*Work item*: Write out the entries exactly, pictures excluded.

*Materials provided*:
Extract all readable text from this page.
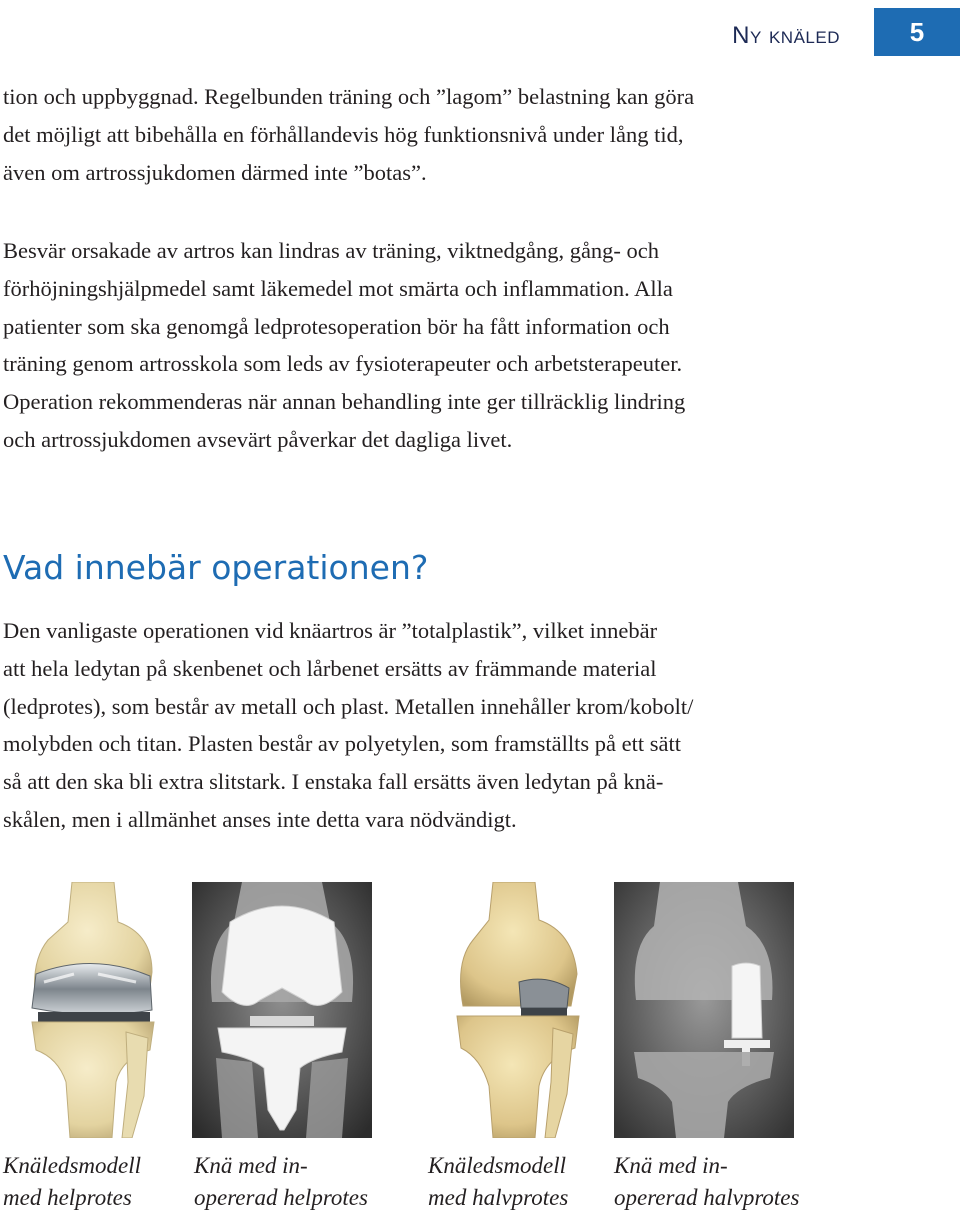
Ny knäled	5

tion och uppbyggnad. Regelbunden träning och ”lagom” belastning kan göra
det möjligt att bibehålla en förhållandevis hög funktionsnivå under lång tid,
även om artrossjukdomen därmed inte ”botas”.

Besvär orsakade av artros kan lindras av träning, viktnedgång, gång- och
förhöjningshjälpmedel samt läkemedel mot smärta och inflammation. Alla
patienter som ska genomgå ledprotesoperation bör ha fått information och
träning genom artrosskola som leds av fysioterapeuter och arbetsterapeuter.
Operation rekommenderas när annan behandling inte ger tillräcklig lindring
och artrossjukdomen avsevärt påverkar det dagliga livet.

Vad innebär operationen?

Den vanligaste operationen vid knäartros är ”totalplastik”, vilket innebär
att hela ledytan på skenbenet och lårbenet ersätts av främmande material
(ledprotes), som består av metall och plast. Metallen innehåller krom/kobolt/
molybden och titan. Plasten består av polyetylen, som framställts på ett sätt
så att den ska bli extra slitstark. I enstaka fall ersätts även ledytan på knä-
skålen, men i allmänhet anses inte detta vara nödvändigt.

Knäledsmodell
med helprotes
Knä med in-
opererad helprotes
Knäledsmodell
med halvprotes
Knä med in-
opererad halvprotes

*Problem solution*:
Extract all readable text from this page.
Ny knäled	5

tion och uppbyggnad. Regelbunden träning och ”lagom” belastning kan göra
det möjligt att bibehålla en förhållandevis hög funktionsnivå under lång tid,
även om artrossjukdomen därmed inte ”botas”.

Besvär orsakade av artros kan lindras av träning, viktnedgång, gång- och
förhöjningshjälpmedel samt läkemedel mot smärta och inflammation. Alla
patienter som ska genomgå ledprotesoperation bör ha fått information och
träning genom artrosskola som leds av fysioterapeuter och arbetsterapeuter.
Operation rekommenderas när annan behandling inte ger tillräcklig lindring
och artrossjukdomen avsevärt påverkar det dagliga livet.

Vad innebär operationen?

Den vanligaste operationen vid knäartros är ”totalplastik”, vilket innebär
att hela ledytan på skenbenet och lårbenet ersätts av främmande material
(ledprotes), som består av metall och plast. Metallen innehåller krom/kobolt/
molybden och titan. Plasten består av polyetylen, som framställts på ett sätt
så att den ska bli extra slitstark. I enstaka fall ersätts även ledytan på knä-
skålen, men i allmänhet anses inte detta vara nödvändigt.

Knäledsmodell
med helprotes
Knä med in-
opererad helprotes
Knäledsmodell
med halvprotes
Knä med in-
opererad halvprotes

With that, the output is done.